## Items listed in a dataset
►
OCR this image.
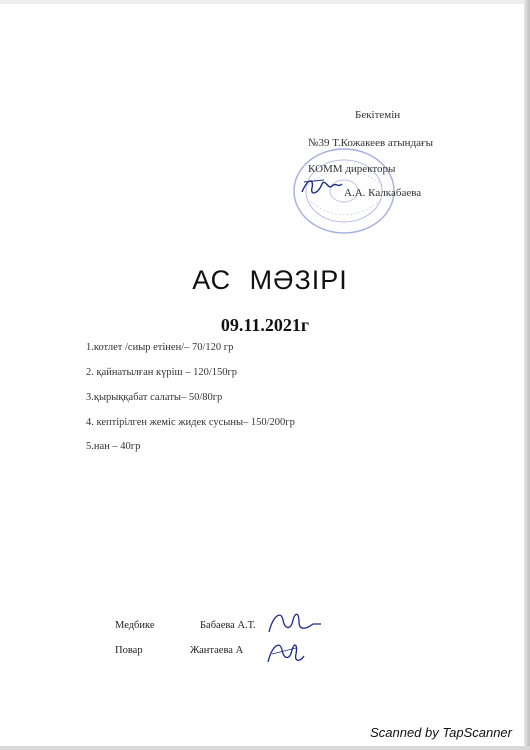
Бекітемін
№39 Т.Кожакеев атындағы
КОММ директоры
А.А. Калкабаева
АС МӘЗІРІ
09.11.2021г
1.котлет /сиыр етінен/– 70/120 гр
2. қайнатылған күріш – 120/150гр
3.қырыққабат салаты– 50/80гр
4. кептірілген жеміс жидек сусыны– 150/200гр
5.нан – 40гр
Медбике	Бабаева А.Т.
Повар	Жантаева А
Scanned by TapScanner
◄
## SET TASK
Set each line of the records down exactly, leaving every picture out.

## SOLUTION FOR THIS TASK
OCR this image.
Бекітемін
№39 Т.Кожакеев атындағы
КОММ директоры
А.А. Калкабаева
АС МӘЗІРІ
09.11.2021г
1.котлет /сиыр етінен/– 70/120 гр
2. қайнатылған күріш – 120/150гр
3.қырыққабат салаты– 50/80гр
4. кептірілген жеміс жидек сусыны– 150/200гр
5.нан – 40гр
Медбике	Бабаева А.Т.
Повар	Жантаева А
Scanned by TapScanner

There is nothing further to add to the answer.